● TASK TO COMPLETE
The entries below are to be transcribed in full, without their images.

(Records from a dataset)
————
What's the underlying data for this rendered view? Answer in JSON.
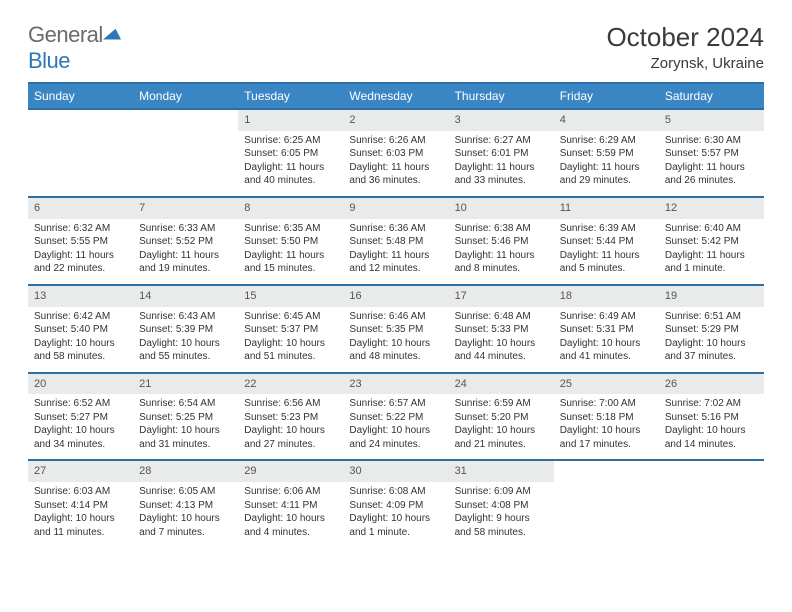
{
  "logo": {
    "word1": "General",
    "word2": "Blue"
  },
  "title": "October 2024",
  "location": "Zorynsk, Ukraine",
  "colors": {
    "header_bg": "#3a86c5",
    "header_border": "#2f6ea3",
    "daynum_bg": "#e9eaea",
    "text": "#333333",
    "logo_gray": "#6b6b6b",
    "logo_blue": "#2f77b6"
  },
  "weekdays": [
    "Sunday",
    "Monday",
    "Tuesday",
    "Wednesday",
    "Thursday",
    "Friday",
    "Saturday"
  ],
  "weeks": [
    [
      null,
      null,
      {
        "n": "1",
        "sr": "Sunrise: 6:25 AM",
        "ss": "Sunset: 6:05 PM",
        "dl1": "Daylight: 11 hours",
        "dl2": "and 40 minutes."
      },
      {
        "n": "2",
        "sr": "Sunrise: 6:26 AM",
        "ss": "Sunset: 6:03 PM",
        "dl1": "Daylight: 11 hours",
        "dl2": "and 36 minutes."
      },
      {
        "n": "3",
        "sr": "Sunrise: 6:27 AM",
        "ss": "Sunset: 6:01 PM",
        "dl1": "Daylight: 11 hours",
        "dl2": "and 33 minutes."
      },
      {
        "n": "4",
        "sr": "Sunrise: 6:29 AM",
        "ss": "Sunset: 5:59 PM",
        "dl1": "Daylight: 11 hours",
        "dl2": "and 29 minutes."
      },
      {
        "n": "5",
        "sr": "Sunrise: 6:30 AM",
        "ss": "Sunset: 5:57 PM",
        "dl1": "Daylight: 11 hours",
        "dl2": "and 26 minutes."
      }
    ],
    [
      {
        "n": "6",
        "sr": "Sunrise: 6:32 AM",
        "ss": "Sunset: 5:55 PM",
        "dl1": "Daylight: 11 hours",
        "dl2": "and 22 minutes."
      },
      {
        "n": "7",
        "sr": "Sunrise: 6:33 AM",
        "ss": "Sunset: 5:52 PM",
        "dl1": "Daylight: 11 hours",
        "dl2": "and 19 minutes."
      },
      {
        "n": "8",
        "sr": "Sunrise: 6:35 AM",
        "ss": "Sunset: 5:50 PM",
        "dl1": "Daylight: 11 hours",
        "dl2": "and 15 minutes."
      },
      {
        "n": "9",
        "sr": "Sunrise: 6:36 AM",
        "ss": "Sunset: 5:48 PM",
        "dl1": "Daylight: 11 hours",
        "dl2": "and 12 minutes."
      },
      {
        "n": "10",
        "sr": "Sunrise: 6:38 AM",
        "ss": "Sunset: 5:46 PM",
        "dl1": "Daylight: 11 hours",
        "dl2": "and 8 minutes."
      },
      {
        "n": "11",
        "sr": "Sunrise: 6:39 AM",
        "ss": "Sunset: 5:44 PM",
        "dl1": "Daylight: 11 hours",
        "dl2": "and 5 minutes."
      },
      {
        "n": "12",
        "sr": "Sunrise: 6:40 AM",
        "ss": "Sunset: 5:42 PM",
        "dl1": "Daylight: 11 hours",
        "dl2": "and 1 minute."
      }
    ],
    [
      {
        "n": "13",
        "sr": "Sunrise: 6:42 AM",
        "ss": "Sunset: 5:40 PM",
        "dl1": "Daylight: 10 hours",
        "dl2": "and 58 minutes."
      },
      {
        "n": "14",
        "sr": "Sunrise: 6:43 AM",
        "ss": "Sunset: 5:39 PM",
        "dl1": "Daylight: 10 hours",
        "dl2": "and 55 minutes."
      },
      {
        "n": "15",
        "sr": "Sunrise: 6:45 AM",
        "ss": "Sunset: 5:37 PM",
        "dl1": "Daylight: 10 hours",
        "dl2": "and 51 minutes."
      },
      {
        "n": "16",
        "sr": "Sunrise: 6:46 AM",
        "ss": "Sunset: 5:35 PM",
        "dl1": "Daylight: 10 hours",
        "dl2": "and 48 minutes."
      },
      {
        "n": "17",
        "sr": "Sunrise: 6:48 AM",
        "ss": "Sunset: 5:33 PM",
        "dl1": "Daylight: 10 hours",
        "dl2": "and 44 minutes."
      },
      {
        "n": "18",
        "sr": "Sunrise: 6:49 AM",
        "ss": "Sunset: 5:31 PM",
        "dl1": "Daylight: 10 hours",
        "dl2": "and 41 minutes."
      },
      {
        "n": "19",
        "sr": "Sunrise: 6:51 AM",
        "ss": "Sunset: 5:29 PM",
        "dl1": "Daylight: 10 hours",
        "dl2": "and 37 minutes."
      }
    ],
    [
      {
        "n": "20",
        "sr": "Sunrise: 6:52 AM",
        "ss": "Sunset: 5:27 PM",
        "dl1": "Daylight: 10 hours",
        "dl2": "and 34 minutes."
      },
      {
        "n": "21",
        "sr": "Sunrise: 6:54 AM",
        "ss": "Sunset: 5:25 PM",
        "dl1": "Daylight: 10 hours",
        "dl2": "and 31 minutes."
      },
      {
        "n": "22",
        "sr": "Sunrise: 6:56 AM",
        "ss": "Sunset: 5:23 PM",
        "dl1": "Daylight: 10 hours",
        "dl2": "and 27 minutes."
      },
      {
        "n": "23",
        "sr": "Sunrise: 6:57 AM",
        "ss": "Sunset: 5:22 PM",
        "dl1": "Daylight: 10 hours",
        "dl2": "and 24 minutes."
      },
      {
        "n": "24",
        "sr": "Sunrise: 6:59 AM",
        "ss": "Sunset: 5:20 PM",
        "dl1": "Daylight: 10 hours",
        "dl2": "and 21 minutes."
      },
      {
        "n": "25",
        "sr": "Sunrise: 7:00 AM",
        "ss": "Sunset: 5:18 PM",
        "dl1": "Daylight: 10 hours",
        "dl2": "and 17 minutes."
      },
      {
        "n": "26",
        "sr": "Sunrise: 7:02 AM",
        "ss": "Sunset: 5:16 PM",
        "dl1": "Daylight: 10 hours",
        "dl2": "and 14 minutes."
      }
    ],
    [
      {
        "n": "27",
        "sr": "Sunrise: 6:03 AM",
        "ss": "Sunset: 4:14 PM",
        "dl1": "Daylight: 10 hours",
        "dl2": "and 11 minutes."
      },
      {
        "n": "28",
        "sr": "Sunrise: 6:05 AM",
        "ss": "Sunset: 4:13 PM",
        "dl1": "Daylight: 10 hours",
        "dl2": "and 7 minutes."
      },
      {
        "n": "29",
        "sr": "Sunrise: 6:06 AM",
        "ss": "Sunset: 4:11 PM",
        "dl1": "Daylight: 10 hours",
        "dl2": "and 4 minutes."
      },
      {
        "n": "30",
        "sr": "Sunrise: 6:08 AM",
        "ss": "Sunset: 4:09 PM",
        "dl1": "Daylight: 10 hours",
        "dl2": "and 1 minute."
      },
      {
        "n": "31",
        "sr": "Sunrise: 6:09 AM",
        "ss": "Sunset: 4:08 PM",
        "dl1": "Daylight: 9 hours",
        "dl2": "and 58 minutes."
      },
      null,
      null
    ]
  ]
}
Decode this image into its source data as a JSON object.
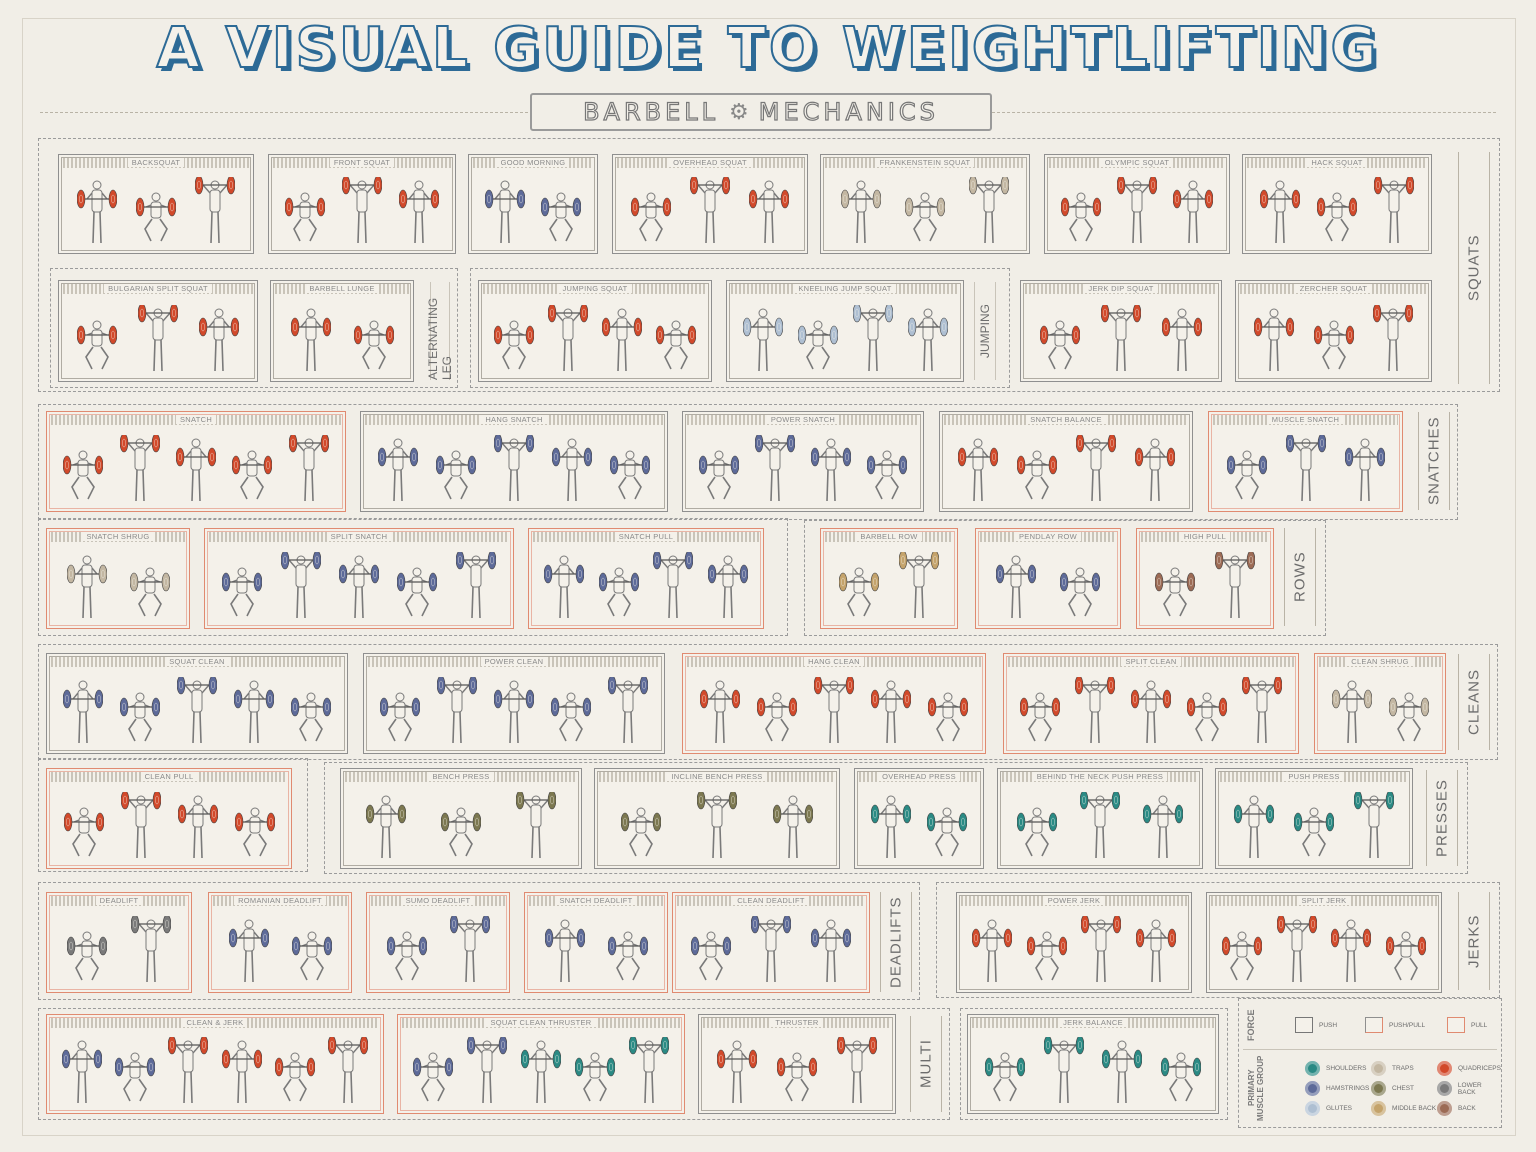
————
● EXERCISE ANSWER
What's the underlying data for this rendered view? Answer in JSON.
{
  "logo": {
    "word1": "General",
    "word2": "Blue"
  },
  "title": "October 2024",
  "location": "Zorynsk, Ukraine",
  "colors": {
    "header_bg": "#3a86c5",
    "header_border": "#2f6ea3",
    "daynum_bg": "#e9eaea",
    "text": "#333333",
    "logo_gray": "#6b6b6b",
    "logo_blue": "#2f77b6"
  },
  "weekdays": [
    "Sunday",
    "Monday",
    "Tuesday",
    "Wednesday",
    "Thursday",
    "Friday",
    "Saturday"
  ],
  "weeks": [
    [
      null,
      null,
      {
        "n": "1",
        "sr": "Sunrise: 6:25 AM",
        "ss": "Sunset: 6:05 PM",
        "dl1": "Daylight: 11 hours",
        "dl2": "and 40 minutes."
      },
      {
        "n": "2",
        "sr": "Sunrise: 6:26 AM",
        "ss": "Sunset: 6:03 PM",
        "dl1": "Daylight: 11 hours",
        "dl2": "and 36 minutes."
      },
      {
        "n": "3",
        "sr": "Sunrise: 6:27 AM",
        "ss": "Sunset: 6:01 PM",
        "dl1": "Daylight: 11 hours",
        "dl2": "and 33 minutes."
      },
      {
        "n": "4",
        "sr": "Sunrise: 6:29 AM",
        "ss": "Sunset: 5:59 PM",
        "dl1": "Daylight: 11 hours",
        "dl2": "and 29 minutes."
      },
      {
        "n": "5",
        "sr": "Sunrise: 6:30 AM",
        "ss": "Sunset: 5:57 PM",
        "dl1": "Daylight: 11 hours",
        "dl2": "and 26 minutes."
      }
    ],
    [
      {
        "n": "6",
        "sr": "Sunrise: 6:32 AM",
        "ss": "Sunset: 5:55 PM",
        "dl1": "Daylight: 11 hours",
        "dl2": "and 22 minutes."
      },
      {
        "n": "7",
        "sr": "Sunrise: 6:33 AM",
        "ss": "Sunset: 5:52 PM",
        "dl1": "Daylight: 11 hours",
        "dl2": "and 19 minutes."
      },
      {
        "n": "8",
        "sr": "Sunrise: 6:35 AM",
        "ss": "Sunset: 5:50 PM",
        "dl1": "Daylight: 11 hours",
        "dl2": "and 15 minutes."
      },
      {
        "n": "9",
        "sr": "Sunrise: 6:36 AM",
        "ss": "Sunset: 5:48 PM",
        "dl1": "Daylight: 11 hours",
        "dl2": "and 12 minutes."
      },
      {
        "n": "10",
        "sr": "Sunrise: 6:38 AM",
        "ss": "Sunset: 5:46 PM",
        "dl1": "Daylight: 11 hours",
        "dl2": "and 8 minutes."
      },
      {
        "n": "11",
        "sr": "Sunrise: 6:39 AM",
        "ss": "Sunset: 5:44 PM",
        "dl1": "Daylight: 11 hours",
        "dl2": "and 5 minutes."
      },
      {
        "n": "12",
        "sr": "Sunrise: 6:40 AM",
        "ss": "Sunset: 5:42 PM",
        "dl1": "Daylight: 11 hours",
        "dl2": "and 1 minute."
      }
    ],
    [
      {
        "n": "13",
        "sr": "Sunrise: 6:42 AM",
        "ss": "Sunset: 5:40 PM",
        "dl1": "Daylight: 10 hours",
        "dl2": "and 58 minutes."
      },
      {
        "n": "14",
        "sr": "Sunrise: 6:43 AM",
        "ss": "Sunset: 5:39 PM",
        "dl1": "Daylight: 10 hours",
        "dl2": "and 55 minutes."
      },
      {
        "n": "15",
        "sr": "Sunrise: 6:45 AM",
        "ss": "Sunset: 5:37 PM",
        "dl1": "Daylight: 10 hours",
        "dl2": "and 51 minutes."
      },
      {
        "n": "16",
        "sr": "Sunrise: 6:46 AM",
        "ss": "Sunset: 5:35 PM",
        "dl1": "Daylight: 10 hours",
        "dl2": "and 48 minutes."
      },
      {
        "n": "17",
        "sr": "Sunrise: 6:48 AM",
        "ss": "Sunset: 5:33 PM",
        "dl1": "Daylight: 10 hours",
        "dl2": "and 44 minutes."
      },
      {
        "n": "18",
        "sr": "Sunrise: 6:49 AM",
        "ss": "Sunset: 5:31 PM",
        "dl1": "Daylight: 10 hours",
        "dl2": "and 41 minutes."
      },
      {
        "n": "19",
        "sr": "Sunrise: 6:51 AM",
        "ss": "Sunset: 5:29 PM",
        "dl1": "Daylight: 10 hours",
        "dl2": "and 37 minutes."
      }
    ],
    [
      {
        "n": "20",
        "sr": "Sunrise: 6:52 AM",
        "ss": "Sunset: 5:27 PM",
        "dl1": "Daylight: 10 hours",
        "dl2": "and 34 minutes."
      },
      {
        "n": "21",
        "sr": "Sunrise: 6:54 AM",
        "ss": "Sunset: 5:25 PM",
        "dl1": "Daylight: 10 hours",
        "dl2": "and 31 minutes."
      },
      {
        "n": "22",
        "sr": "Sunrise: 6:56 AM",
        "ss": "Sunset: 5:23 PM",
        "dl1": "Daylight: 10 hours",
        "dl2": "and 27 minutes."
      },
      {
        "n": "23",
        "sr": "Sunrise: 6:57 AM",
        "ss": "Sunset: 5:22 PM",
        "dl1": "Daylight: 10 hours",
        "dl2": "and 24 minutes."
      },
      {
        "n": "24",
        "sr": "Sunrise: 6:59 AM",
        "ss": "Sunset: 5:20 PM",
        "dl1": "Daylight: 10 hours",
        "dl2": "and 21 minutes."
      },
      {
        "n": "25",
        "sr": "Sunrise: 7:00 AM",
        "ss": "Sunset: 5:18 PM",
        "dl1": "Daylight: 10 hours",
        "dl2": "and 17 minutes."
      },
      {
        "n": "26",
        "sr": "Sunrise: 7:02 AM",
        "ss": "Sunset: 5:16 PM",
        "dl1": "Daylight: 10 hours",
        "dl2": "and 14 minutes."
      }
    ],
    [
      {
        "n": "27",
        "sr": "Sunrise: 6:03 AM",
        "ss": "Sunset: 4:14 PM",
        "dl1": "Daylight: 10 hours",
        "dl2": "and 11 minutes."
      },
      {
        "n": "28",
        "sr": "Sunrise: 6:05 AM",
        "ss": "Sunset: 4:13 PM",
        "dl1": "Daylight: 10 hours",
        "dl2": "and 7 minutes."
      },
      {
        "n": "29",
        "sr": "Sunrise: 6:06 AM",
        "ss": "Sunset: 4:11 PM",
        "dl1": "Daylight: 10 hours",
        "dl2": "and 4 minutes."
      },
      {
        "n": "30",
        "sr": "Sunrise: 6:08 AM",
        "ss": "Sunset: 4:09 PM",
        "dl1": "Daylight: 10 hours",
        "dl2": "and 1 minute."
      },
      {
        "n": "31",
        "sr": "Sunrise: 6:09 AM",
        "ss": "Sunset: 4:08 PM",
        "dl1": "Daylight: 9 hours",
        "dl2": "and 58 minutes."
      },
      null,
      null
    ]
  ]
}
Decode this image into its source data as a JSON object.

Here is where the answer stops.